**Aim**
Make an exact transcription of the material, leaving out all images.

**Data excerpts**
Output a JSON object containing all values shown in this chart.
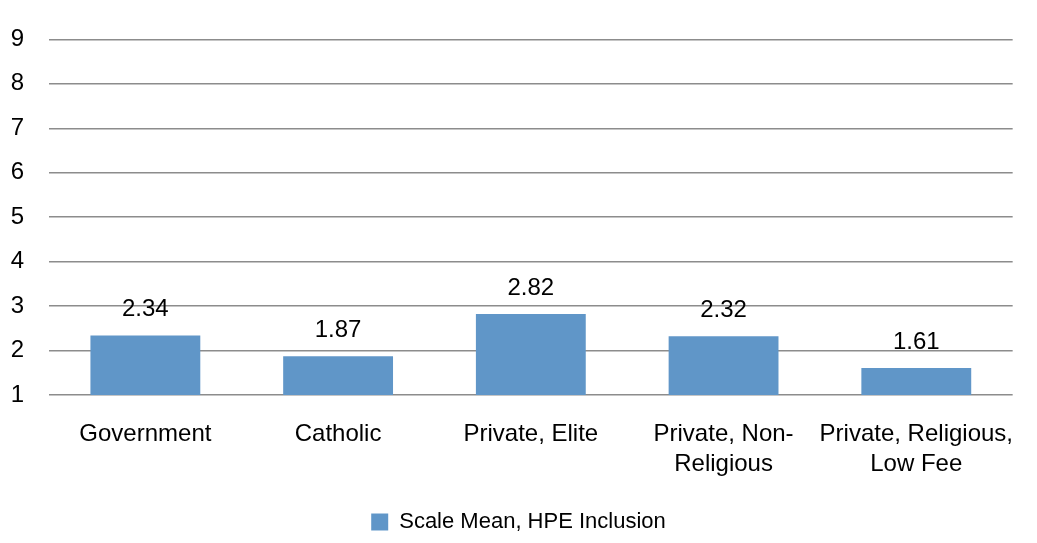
{
  "chart_data": {
    "type": "bar",
    "categories": [
      "Government",
      "Catholic",
      "Private, Elite",
      "Private, Non-Religious",
      "Private, Religious, Low Fee"
    ],
    "series": [
      {
        "name": "Scale Mean, HPE Inclusion",
        "color": "#6096c8",
        "values": [
          2.34,
          1.87,
          2.82,
          2.32,
          1.61
        ]
      }
    ],
    "ylim": [
      1,
      9
    ],
    "yticks": [
      1,
      2,
      3,
      4,
      5,
      6,
      7,
      8,
      9
    ],
    "grid": "y",
    "data_labels": true,
    "legend": "bottom"
  }
}
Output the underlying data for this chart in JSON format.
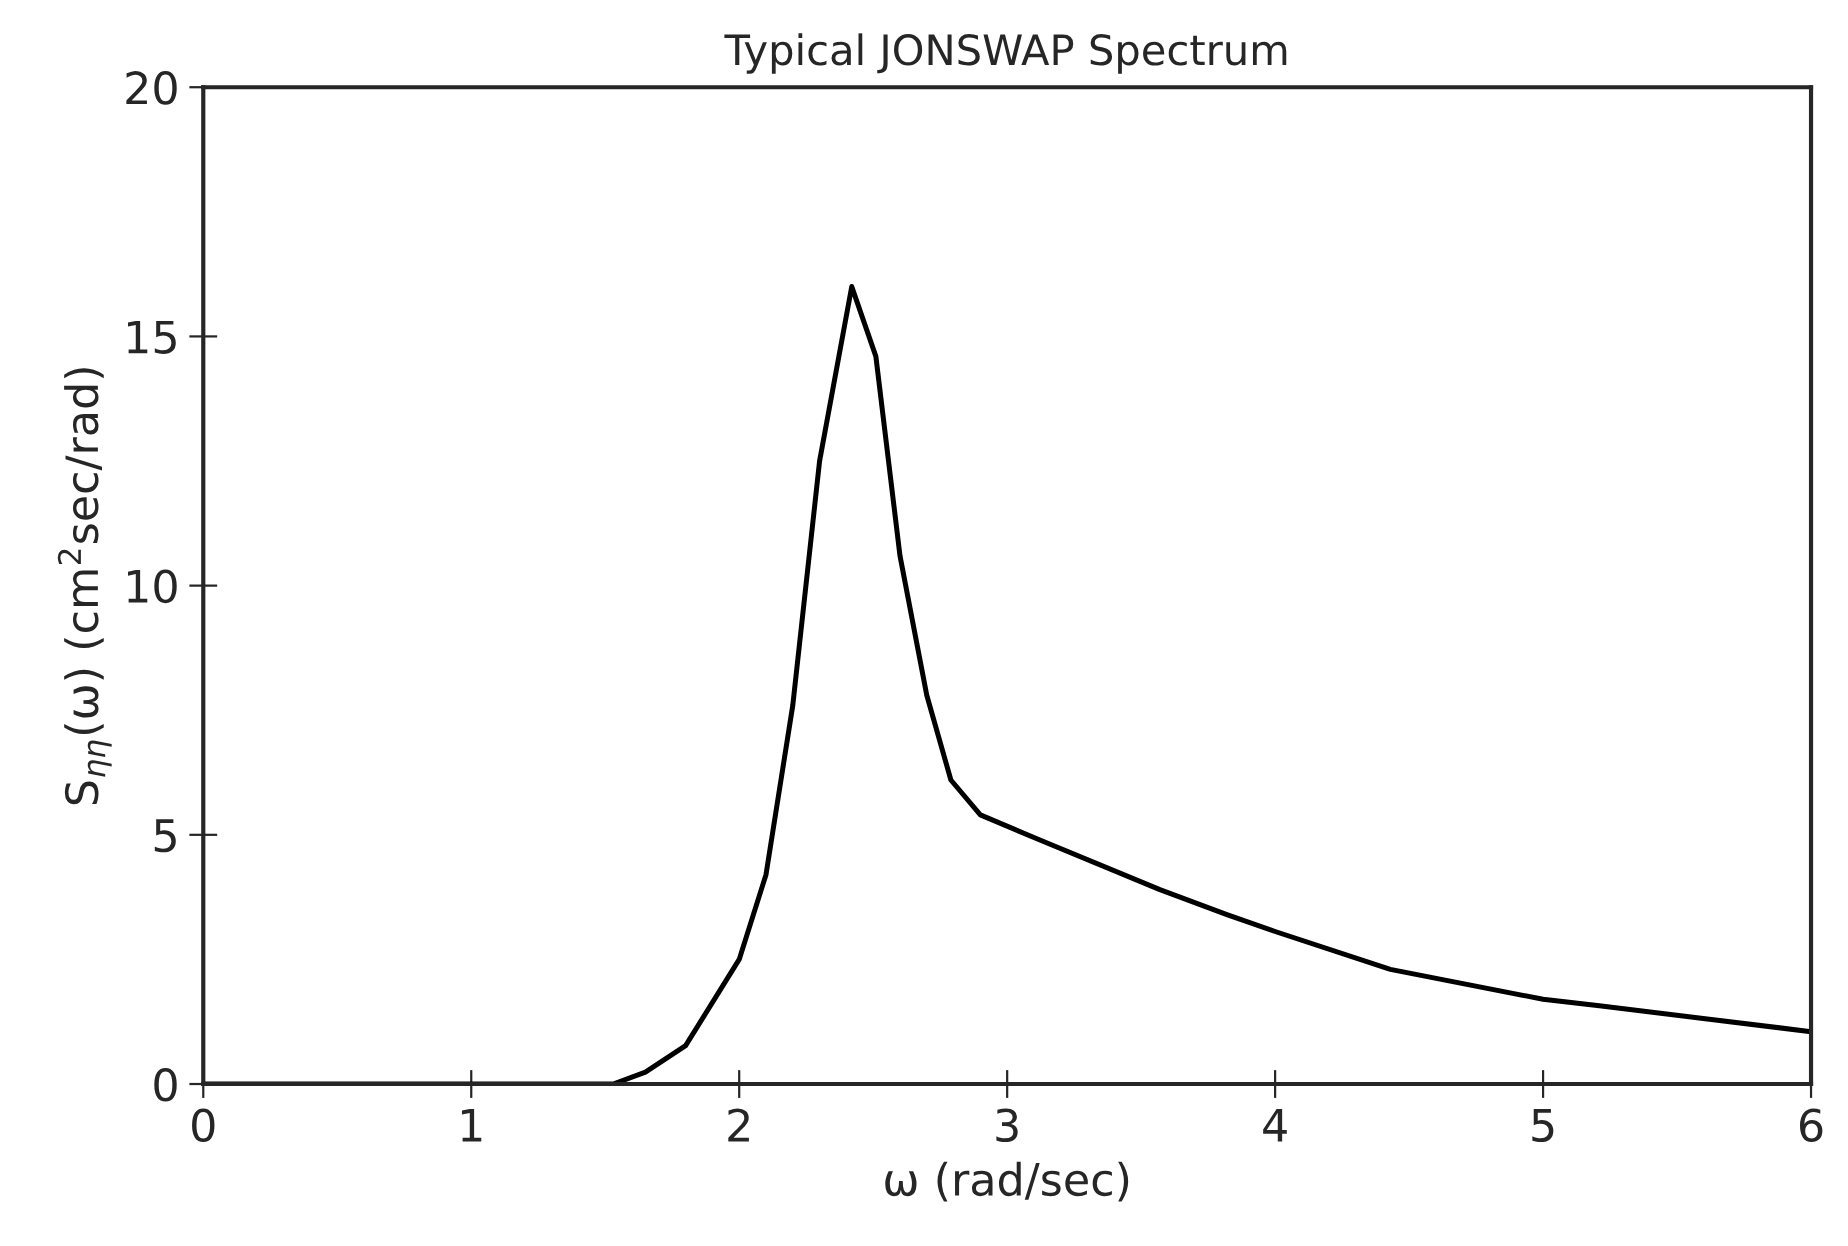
{
  "chart_data": {
    "type": "line",
    "title": "Typical JONSWAP Spectrum",
    "xlabel": "ω (rad/sec)",
    "ylabel": "S$_{ηη}$(ω) (cm$^{2}$sec/rad)",
    "x": [
      0,
      1.53,
      1.65,
      1.8,
      2.0,
      2.1,
      2.2,
      2.3,
      2.42,
      2.51,
      2.6,
      2.7,
      2.79,
      2.9,
      3.12,
      3.57,
      3.82,
      4.0,
      4.43,
      5.0,
      5.21,
      6.0
    ],
    "series": [
      {
        "color": "#000000",
        "values": [
          0,
          0,
          0.24,
          0.77,
          2.5,
          4.2,
          7.6,
          12.5,
          16.0,
          14.6,
          10.6,
          7.8,
          6.1,
          5.4,
          4.9,
          3.9,
          3.4,
          3.06,
          2.3,
          1.7,
          1.57,
          1.05
        ]
      }
    ],
    "xlim": [
      0,
      6
    ],
    "ylim": [
      0,
      20
    ],
    "xticks": [
      0,
      1,
      2,
      3,
      4,
      5,
      6
    ],
    "yticks": [
      0,
      5,
      10,
      15,
      20
    ],
    "grid": false,
    "legend": false,
    "marker": "none",
    "line_style": "solid"
  }
}
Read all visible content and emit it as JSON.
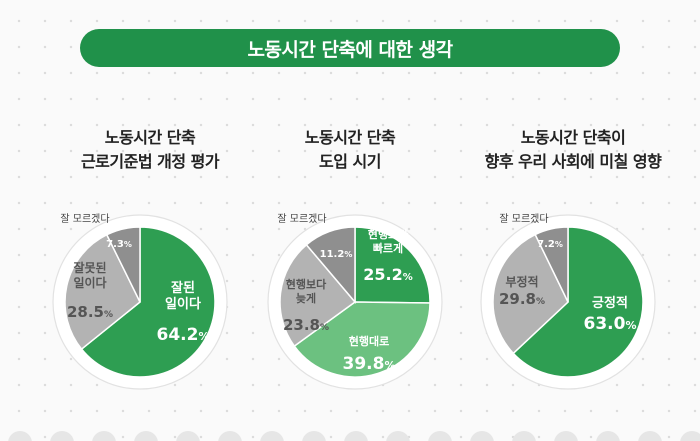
{
  "header": {
    "title": "노동시간 단축에 대한 생각"
  },
  "chart_data": [
    {
      "type": "pie",
      "title_lines": [
        "노동시간 단축",
        "근로기준법 개정 평가"
      ],
      "unit": "%",
      "slices": [
        {
          "name": "잘된 일이다",
          "label_lines": [
            "잘된",
            "일이다"
          ],
          "value": 64.2,
          "value_text": "64.2",
          "color": "#2e9e52"
        },
        {
          "name": "잘못된 일이다",
          "label_lines": [
            "잘못된",
            "일이다"
          ],
          "value": 28.5,
          "value_text": "28.5",
          "color": "#b3b3b3"
        },
        {
          "name": "잘 모르겠다",
          "label_lines": [
            "잘 모르겠다"
          ],
          "value": 7.3,
          "value_text": "7.3",
          "color": "#8f8f8f"
        }
      ]
    },
    {
      "type": "pie",
      "title_lines": [
        "노동시간 단축",
        "도입 시기"
      ],
      "unit": "%",
      "slices": [
        {
          "name": "현행보다 빠르게",
          "label_lines": [
            "현행보다",
            "빠르게"
          ],
          "value": 25.2,
          "value_text": "25.2",
          "color": "#2e9e52"
        },
        {
          "name": "현행대로",
          "label_lines": [
            "현행대로"
          ],
          "value": 39.8,
          "value_text": "39.8",
          "color": "#6cc180"
        },
        {
          "name": "현행보다 늦게",
          "label_lines": [
            "현행보다",
            "늦게"
          ],
          "value": 23.8,
          "value_text": "23.8",
          "color": "#b3b3b3"
        },
        {
          "name": "잘 모르겠다",
          "label_lines": [
            "잘 모르겠다"
          ],
          "value": 11.2,
          "value_text": "11.2",
          "color": "#8f8f8f"
        }
      ]
    },
    {
      "type": "pie",
      "title_lines": [
        "노동시간 단축이",
        "향후 우리 사회에 미칠 영향"
      ],
      "unit": "%",
      "slices": [
        {
          "name": "긍정적",
          "label_lines": [
            "긍정적"
          ],
          "value": 63.0,
          "value_text": "63.0",
          "color": "#2e9e52"
        },
        {
          "name": "부정적",
          "label_lines": [
            "부정적"
          ],
          "value": 29.8,
          "value_text": "29.8",
          "color": "#b3b3b3"
        },
        {
          "name": "잘 모르겠다",
          "label_lines": [
            "잘 모르겠다"
          ],
          "value": 7.2,
          "value_text": "7.2",
          "color": "#8f8f8f"
        }
      ]
    }
  ]
}
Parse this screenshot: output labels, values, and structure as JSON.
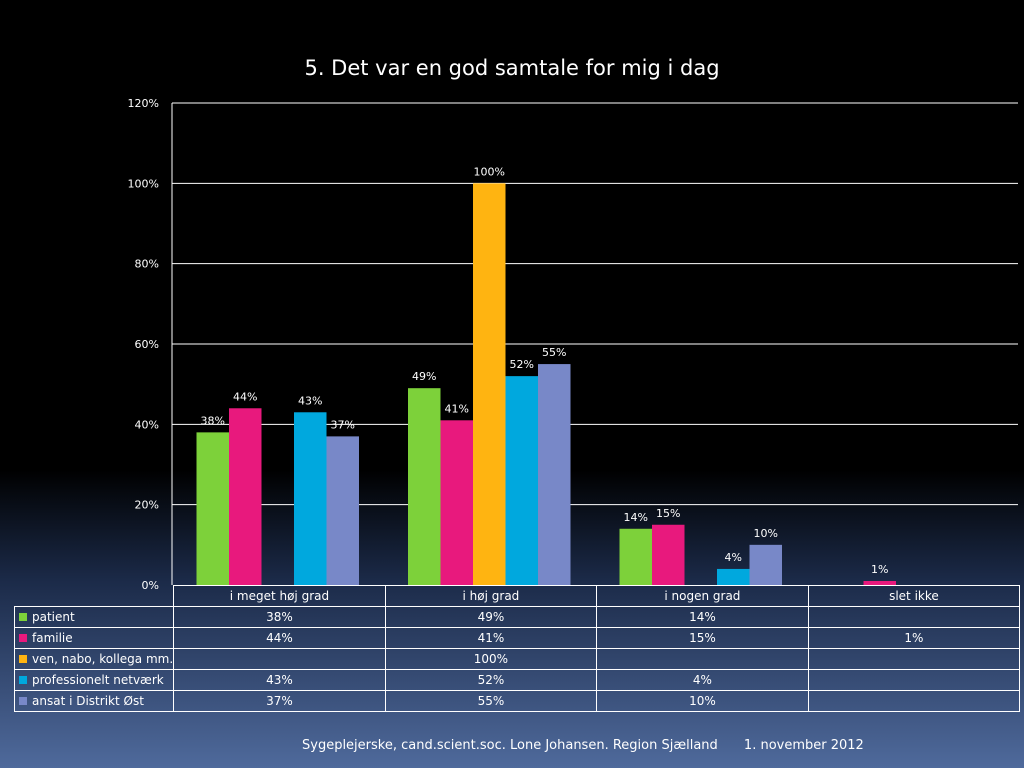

**Finished task**
Output a JSON object containing all values shown in this chart.
{
  "chart_data": {
    "type": "bar",
    "categories": [
      "Government",
      "Catholic",
      "Private, Elite",
      "Private, Non-Religious",
      "Private, Religious, Low Fee"
    ],
    "series": [
      {
        "name": "Scale Mean, HPE Inclusion",
        "color": "#6096c8",
        "values": [
          2.34,
          1.87,
          2.82,
          2.32,
          1.61
        ]
      }
    ],
    "ylim": [
      1,
      9
    ],
    "yticks": [
      1,
      2,
      3,
      4,
      5,
      6,
      7,
      8,
      9
    ],
    "grid": "y",
    "data_labels": true,
    "legend": "bottom"
  }
}
Output the underlying data for this chart in JSON format.
{
  "chart_data": {
    "type": "line",
    "title": "Typical JONSWAP Spectrum",
    "xlabel": "ω (rad/sec)",
    "ylabel": "S$_{ηη}$(ω) (cm$^{2}$sec/rad)",
    "x": [
      0,
      1.53,
      1.65,
      1.8,
      2.0,
      2.1,
      2.2,
      2.3,
      2.42,
      2.51,
      2.6,
      2.7,
      2.79,
      2.9,
      3.12,
      3.57,
      3.82,
      4.0,
      4.43,
      5.0,
      5.21,
      6.0
    ],
    "series": [
      {
        "color": "#000000",
        "values": [
          0,
          0,
          0.24,
          0.77,
          2.5,
          4.2,
          7.6,
          12.5,
          16.0,
          14.6,
          10.6,
          7.8,
          6.1,
          5.4,
          4.9,
          3.9,
          3.4,
          3.06,
          2.3,
          1.7,
          1.57,
          1.05
        ]
      }
    ],
    "xlim": [
      0,
      6
    ],
    "ylim": [
      0,
      20
    ],
    "xticks": [
      0,
      1,
      2,
      3,
      4,
      5,
      6
    ],
    "yticks": [
      0,
      5,
      10,
      15,
      20
    ],
    "grid": false,
    "legend": false,
    "marker": "none",
    "line_style": "solid"
  }
}
Read all visible content and emit it as JSON.
{
  "header": {
    "title": "노동시간 단축에 대한 생각"
  },
  "chart_data": [
    {
      "type": "pie",
      "title_lines": [
        "노동시간 단축",
        "근로기준법 개정 평가"
      ],
      "unit": "%",
      "slices": [
        {
          "name": "잘된 일이다",
          "label_lines": [
            "잘된",
            "일이다"
          ],
          "value": 64.2,
          "value_text": "64.2",
          "color": "#2e9e52"
        },
        {
          "name": "잘못된 일이다",
          "label_lines": [
            "잘못된",
            "일이다"
          ],
          "value": 28.5,
          "value_text": "28.5",
          "color": "#b3b3b3"
        },
        {
          "name": "잘 모르겠다",
          "label_lines": [
            "잘 모르겠다"
          ],
          "value": 7.3,
          "value_text": "7.3",
          "color": "#8f8f8f"
        }
      ]
    },
    {
      "type": "pie",
      "title_lines": [
        "노동시간 단축",
        "도입 시기"
      ],
      "unit": "%",
      "slices": [
        {
          "name": "현행보다 빠르게",
          "label_lines": [
            "현행보다",
            "빠르게"
          ],
          "value": 25.2,
          "value_text": "25.2",
          "color": "#2e9e52"
        },
        {
          "name": "현행대로",
          "label_lines": [
            "현행대로"
          ],
          "value": 39.8,
          "value_text": "39.8",
          "color": "#6cc180"
        },
        {
          "name": "현행보다 늦게",
          "label_lines": [
            "현행보다",
            "늦게"
          ],
          "value": 23.8,
          "value_text": "23.8",
          "color": "#b3b3b3"
        },
        {
          "name": "잘 모르겠다",
          "label_lines": [
            "잘 모르겠다"
          ],
          "value": 11.2,
          "value_text": "11.2",
          "color": "#8f8f8f"
        }
      ]
    },
    {
      "type": "pie",
      "title_lines": [
        "노동시간 단축이",
        "향후 우리 사회에 미칠 영향"
      ],
      "unit": "%",
      "slices": [
        {
          "name": "긍정적",
          "label_lines": [
            "긍정적"
          ],
          "value": 63.0,
          "value_text": "63.0",
          "color": "#2e9e52"
        },
        {
          "name": "부정적",
          "label_lines": [
            "부정적"
          ],
          "value": 29.8,
          "value_text": "29.8",
          "color": "#b3b3b3"
        },
        {
          "name": "잘 모르겠다",
          "label_lines": [
            "잘 모르겠다"
          ],
          "value": 7.2,
          "value_text": "7.2",
          "color": "#8f8f8f"
        }
      ]
    }
  ]
}
Parse this screenshot: output labels, values, and structure as JSON.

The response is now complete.